- DIRECTION:
Find the line containing "Read out every word on this page.", then return it and every line after it through the end of the records, exactly. Leave out pictures.
▽
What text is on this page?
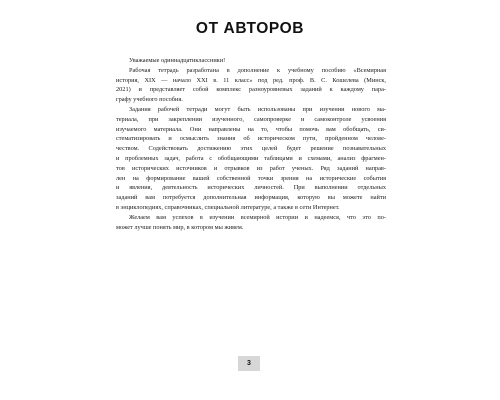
ОТ АВТОРОВ

Уважаемые одиннадцатиклассники!

Рабочая тетрадь разработана в дополнение к учебному пособию «Всемирная
история, XIX — начало XXI в. 11 класс» под ред. проф. В. С. Кошелева (Минск,
2021) и представляет собой комплекс разноуровневых заданий к каждому пара-
графу учебного пособия.

Задания рабочей тетради могут быть использованы при изучении нового ма-
териала, при закреплении изученного, самопроверке и самоконтроле усвоения
изучаемого материала. Они направлены на то, чтобы помочь вам обобщать, си-
стематизировать и осмыслить знания об историческом пути, пройденном челове-
чеством. Содействовать достижению этих целей будет решение познавательных
и проблемных задач, работа с обобщающими таблицами и схемами, анализ фрагмен-
тов исторических источников и отрывков из работ ученых. Ряд заданий направ-
лен на формирование вашей собственной точки зрения на исторические события
и явления, деятельность исторических личностей. При выполнении отдельных
заданий вам потребуется дополнительная информация, которую вы можете найти
в энциклопедиях, справочниках, специальной литературе, а также в сети Интернет.

Желаем вам успехов в изучении всемирной истории и надеемся, что это по-
может лучше понять мир, в котором мы живем.

3
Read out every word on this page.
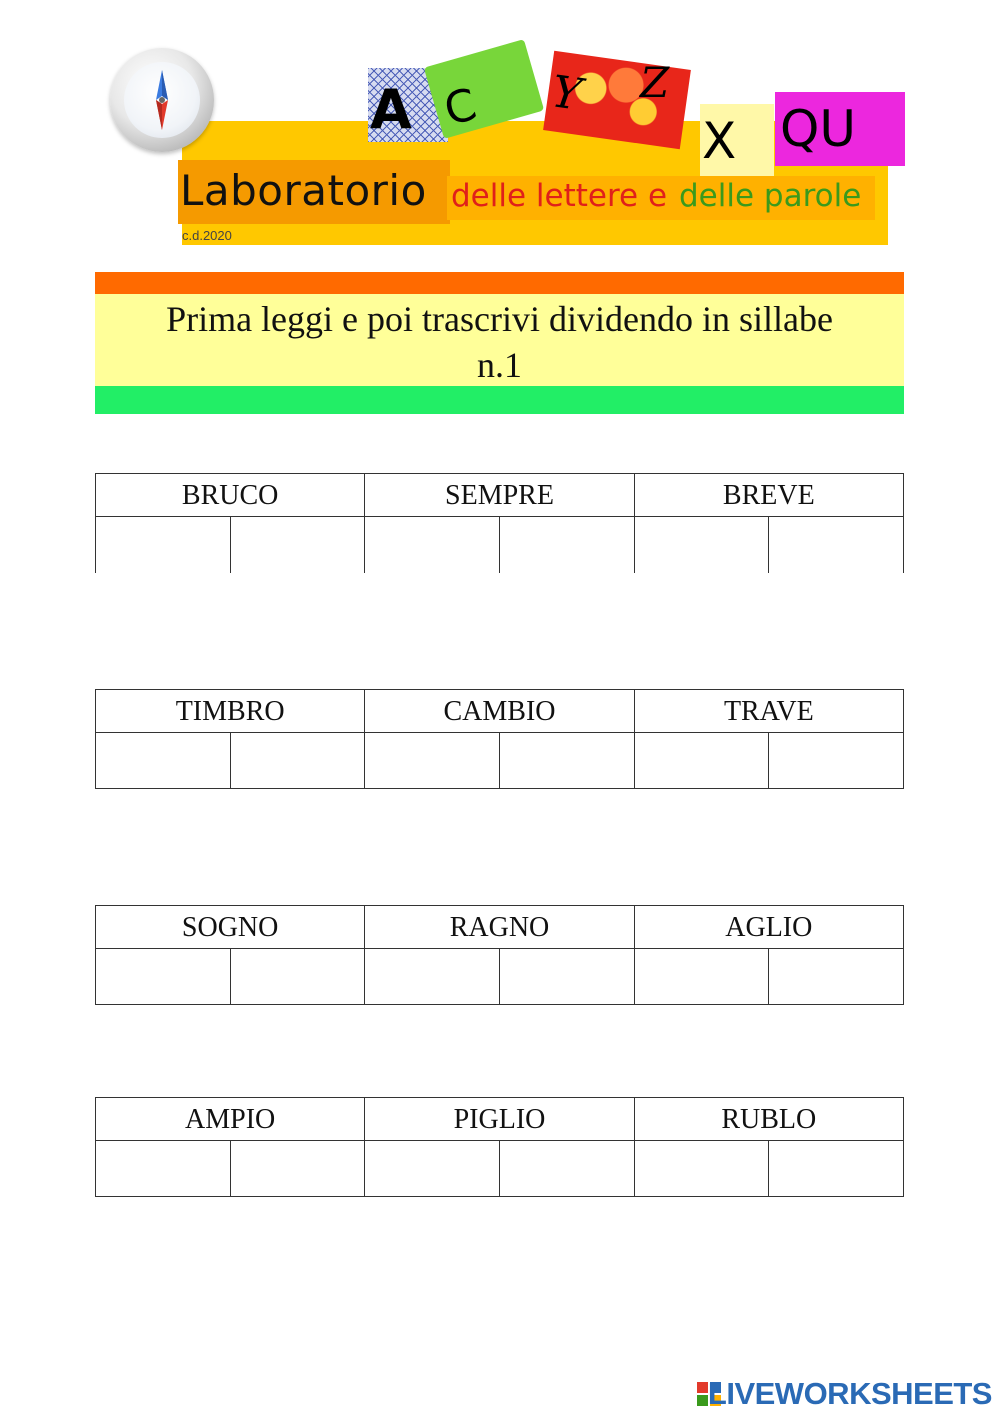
A C Y Z
X QU
Laboratorio delle lettere e delle parole
c.d.2020
Prima leggi e poi trascrivi dividendo in sillabe
n.1
BRUCO	SEMPRE	BREVE
TIMBRO	CAMBIO	TRAVE
SOGNO	RAGNO	AGLIO
AMPIO	PIGLIO	RUBLO
LIVEWORKSHEETS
△
- RESULT OF THE EXERCISE:
Read out every word on this page.
A C Y Z
X QU
Laboratorio delle lettere e delle parole
c.d.2020
Prima leggi e poi trascrivi dividendo in sillabe
n.1
BRUCO	SEMPRE	BREVE
TIMBRO	CAMBIO	TRAVE
SOGNO	RAGNO	AGLIO
AMPIO	PIGLIO	RUBLO
LIVEWORKSHEETS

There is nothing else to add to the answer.